What this task involves
Every record that follows should be printed verbatim.

Dataset records
-- Begin --

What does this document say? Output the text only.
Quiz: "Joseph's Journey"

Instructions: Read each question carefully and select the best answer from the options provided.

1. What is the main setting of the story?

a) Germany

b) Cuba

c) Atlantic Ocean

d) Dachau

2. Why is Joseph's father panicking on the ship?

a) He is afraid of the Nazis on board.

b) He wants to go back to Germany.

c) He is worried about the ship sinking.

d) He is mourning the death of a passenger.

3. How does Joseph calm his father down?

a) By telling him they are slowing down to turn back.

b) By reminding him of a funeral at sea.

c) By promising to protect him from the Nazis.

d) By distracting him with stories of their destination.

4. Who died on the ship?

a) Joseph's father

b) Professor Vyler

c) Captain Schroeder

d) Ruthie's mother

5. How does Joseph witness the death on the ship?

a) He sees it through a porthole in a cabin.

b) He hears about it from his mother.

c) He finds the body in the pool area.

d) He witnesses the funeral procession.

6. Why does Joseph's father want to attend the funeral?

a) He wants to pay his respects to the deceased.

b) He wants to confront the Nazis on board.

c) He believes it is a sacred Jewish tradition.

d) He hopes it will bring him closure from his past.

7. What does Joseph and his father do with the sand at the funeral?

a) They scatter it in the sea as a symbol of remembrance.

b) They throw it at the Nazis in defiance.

-- End --

Exercise answer
What does this document say? Output the text only.
Quiz: "Joseph's Journey"

Instructions: Read each question carefully and select the best answer from the options provided.

1. What is the main setting of the story?

a) Germany

b) Cuba

c) Atlantic Ocean

d) Dachau

2. Why is Joseph's father panicking on the ship?

a) He is afraid of the Nazis on board.

b) He wants to go back to Germany.

c) He is worried about the ship sinking.

d) He is mourning the death of a passenger.

3. How does Joseph calm his father down?

a) By telling him they are slowing down to turn back.

b) By reminding him of a funeral at sea.

c) By promising to protect him from the Nazis.

d) By distracting him with stories of their destination.

4. Who died on the ship?

a) Joseph's father

b) Professor Vyler

c) Captain Schroeder

d) Ruthie's mother

5. How does Joseph witness the death on the ship?

a) He sees it through a porthole in a cabin.

b) He hears about it from his mother.

c) He finds the body in the pool area.

d) He witnesses the funeral procession.

6. Why does Joseph's father want to attend the funeral?

a) He wants to pay his respects to the deceased.

b) He wants to confront the Nazis on board.

c) He believes it is a sacred Jewish tradition.

d) He hopes it will bring him closure from his past.

7. What does Joseph and his father do with the sand at the funeral?

a) They scatter it in the sea as a symbol of remembrance.

b) They throw it at the Nazis in defiance.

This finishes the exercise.